> Reading passage:
-- Opening Marker --
All muscle relaxants generally have a faster onset (up to 50% less delay) in pediatric patients because of shorter circulation times than adults. In both children and adults, intravenous succinylcholine (1-1.5 mg/kg) has the fastest onset (see Chapter 11). Infants require significantly larger doses of succinylcholine (2-3 mg/kg) than older children and adults because of the relatively larger volume of distribution. This discrepancy disappears if dosage is based on body surface area. Table 42-5 lists commonly used muscle relaxants and their ED95 (the dose that produces 95% depression of evoked twitches). With the notable exclusion of succinylcholine and possibly cisatracurium, infants require significantly smaller muscle relaxant doses than older children. Moreover, based on weight, older children require larger doses than adults for some neuromuscular blocking agents (eg, atracurium, see Chapter 11). As with adults, a more rapid intubation can be achieved with a muscle relaxant dose that is twice the ED95 dose at the expense of prolonging the duration of action.
|Agents||Infants ED95 (mg/kg)||Children ED95 (mg/kg)|
The response of neonates to nondepolarizing muscle relaxants is variable. Popular (and unproven) explanations for this include “immaturity of the neuromuscular junction” (in premature neonates), tending to increase sensitivity (unproven), counterbalanced by a disproportionately larger extracellular compartment, reducing drug concentrations (proven). The relative immaturity of neonatal hepatic function prolongs the duration of action for drugs that depend primarily on hepatic metabolism (eg, pancuronium, vecuronium, and rocuronium). Atracurium and cisatracurium do not depend on hepatic biotransformation and reliably behave as intermediate-acting muscle relaxants.
-- Closing Marker --
> Exercise directions: Write the next part of the passage on muscle relaxants in pediatric patients, picking up after its last sentence. The items that come next are separate material and have no connection to the passage on muscle relaxants in pediatric patients.

> Information supplied:
-- Opening Marker --
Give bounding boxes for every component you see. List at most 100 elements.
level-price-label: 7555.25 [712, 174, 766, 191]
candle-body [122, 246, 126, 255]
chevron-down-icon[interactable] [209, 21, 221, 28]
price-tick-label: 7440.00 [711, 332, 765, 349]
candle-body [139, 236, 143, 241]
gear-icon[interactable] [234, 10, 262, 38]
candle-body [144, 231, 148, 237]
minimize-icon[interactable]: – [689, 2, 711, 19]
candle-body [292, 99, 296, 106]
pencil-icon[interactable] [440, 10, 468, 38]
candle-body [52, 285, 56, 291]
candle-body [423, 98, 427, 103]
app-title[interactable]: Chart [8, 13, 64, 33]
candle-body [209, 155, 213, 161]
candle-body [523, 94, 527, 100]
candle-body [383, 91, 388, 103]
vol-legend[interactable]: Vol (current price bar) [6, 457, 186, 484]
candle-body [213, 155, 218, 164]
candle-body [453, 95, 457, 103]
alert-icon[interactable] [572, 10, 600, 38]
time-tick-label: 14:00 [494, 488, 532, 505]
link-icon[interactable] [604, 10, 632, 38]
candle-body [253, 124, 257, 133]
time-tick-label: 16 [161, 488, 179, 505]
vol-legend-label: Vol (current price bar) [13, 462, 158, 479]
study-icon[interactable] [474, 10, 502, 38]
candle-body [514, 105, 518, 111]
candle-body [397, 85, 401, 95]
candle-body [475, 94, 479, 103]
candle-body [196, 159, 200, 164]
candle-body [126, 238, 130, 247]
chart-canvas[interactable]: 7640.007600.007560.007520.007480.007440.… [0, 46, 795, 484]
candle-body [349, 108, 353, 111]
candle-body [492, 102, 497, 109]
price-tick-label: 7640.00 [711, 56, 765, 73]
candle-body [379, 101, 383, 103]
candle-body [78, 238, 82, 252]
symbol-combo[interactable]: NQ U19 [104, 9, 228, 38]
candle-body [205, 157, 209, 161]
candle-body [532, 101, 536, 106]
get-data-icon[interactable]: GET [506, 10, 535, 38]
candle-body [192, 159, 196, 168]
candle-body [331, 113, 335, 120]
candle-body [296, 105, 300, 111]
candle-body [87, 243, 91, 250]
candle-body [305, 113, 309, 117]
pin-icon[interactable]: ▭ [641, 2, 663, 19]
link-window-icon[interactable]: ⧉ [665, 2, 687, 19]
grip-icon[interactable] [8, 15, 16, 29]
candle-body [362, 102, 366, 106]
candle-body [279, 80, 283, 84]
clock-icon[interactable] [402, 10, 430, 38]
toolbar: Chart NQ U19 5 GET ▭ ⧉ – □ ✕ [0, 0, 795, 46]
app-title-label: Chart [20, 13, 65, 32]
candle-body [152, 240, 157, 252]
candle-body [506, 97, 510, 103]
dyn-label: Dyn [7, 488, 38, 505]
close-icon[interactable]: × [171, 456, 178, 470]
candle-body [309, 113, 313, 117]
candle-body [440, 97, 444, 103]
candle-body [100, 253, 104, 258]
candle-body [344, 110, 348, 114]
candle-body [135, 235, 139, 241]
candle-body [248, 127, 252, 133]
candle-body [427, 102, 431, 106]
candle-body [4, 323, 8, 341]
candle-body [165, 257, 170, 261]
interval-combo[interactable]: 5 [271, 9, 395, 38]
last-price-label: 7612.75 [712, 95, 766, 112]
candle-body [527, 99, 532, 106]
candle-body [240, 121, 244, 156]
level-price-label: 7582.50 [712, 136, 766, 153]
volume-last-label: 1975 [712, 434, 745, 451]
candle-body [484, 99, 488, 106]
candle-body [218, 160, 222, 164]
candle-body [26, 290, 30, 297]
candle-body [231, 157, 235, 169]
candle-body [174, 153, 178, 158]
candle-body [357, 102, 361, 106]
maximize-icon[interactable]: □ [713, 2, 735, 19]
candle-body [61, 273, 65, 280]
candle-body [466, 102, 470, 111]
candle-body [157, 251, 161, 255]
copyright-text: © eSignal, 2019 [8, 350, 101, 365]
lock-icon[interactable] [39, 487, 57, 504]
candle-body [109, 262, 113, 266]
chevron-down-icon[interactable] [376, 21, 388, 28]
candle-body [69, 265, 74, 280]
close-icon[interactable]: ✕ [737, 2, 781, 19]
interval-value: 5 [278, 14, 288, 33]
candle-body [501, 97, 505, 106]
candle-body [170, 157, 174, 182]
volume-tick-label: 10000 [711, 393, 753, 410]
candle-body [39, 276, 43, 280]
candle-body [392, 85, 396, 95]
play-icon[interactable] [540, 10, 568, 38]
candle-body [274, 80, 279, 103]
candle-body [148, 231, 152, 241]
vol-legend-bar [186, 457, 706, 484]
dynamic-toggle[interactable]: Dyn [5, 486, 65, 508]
-- Closing Marker --
> Reply to the exercise:
Children are more susceptible than adults to cardiac arrhythmias, hyperkalemia, rhabdomyolysis, myoglobinemia, masseter spasm, and malignant hyperthermia (see Chapter 52) associated with succinylcholine. When a child experiences cardiac arrest following administration of succinylcholine, immediate treatment for hyperkalemia should be instituted. Prolonged, heroic (eg, potentially including cardiopulmonary bypass) resuscitative efforts may be required. For this reason, succinylcholine is avoided for routine, elective paralysis for intubation in children and adolescents. Unlike adults, children may have profound bradycardia and sinus node arrest following the first dose of succinylcholine without atropine pretreatment. Atropine (0.1 mg minimum) must therefore always be administered prior to succinylcholine in children. Generally accepted indications for intravenous succinylcholine in children include rapid sequence induction with a “full” stomach and laryngospasm that does not respond to positive-pressure ventilation. When rapid muscle relaxation is required prior to intravenous access (eg, with inhaled inductions in patients with full stomachs), intramuscular succinylcholine (4-6 mg/kg) can be used. Intramuscular atropine (0.02 mg/kg) should be administered with intramuscular succinylcholine to reduce the likelihood of bradycardia. Some clinicians advocate intralingual administration (2 mg/kg in the midline to avoid hematoma formation) as an alternate emergency route for intramuscular succinylcholine.
Many clinicians consider rocuronium (0.6 mg/kg intravenously) to be the drug of choice (when a relaxant will be used) during routine intubation in pediatric patients with intravenous access because it has the fastest onset of nondepolarizing neuromuscular blocking agents (see Chapter 11). Larger doses of rocuronium (0.9-1.2 mg/kg) may be used for rapid sequence induction but a prolonged duration (up to 90 min) will likely follow. Rocuronium is the only nondepolarizing neuromuscular blocker that has been adequately studied for intramuscular administration (1.0-1.5 mg/kg), but this approach requires 3-4 min for onset.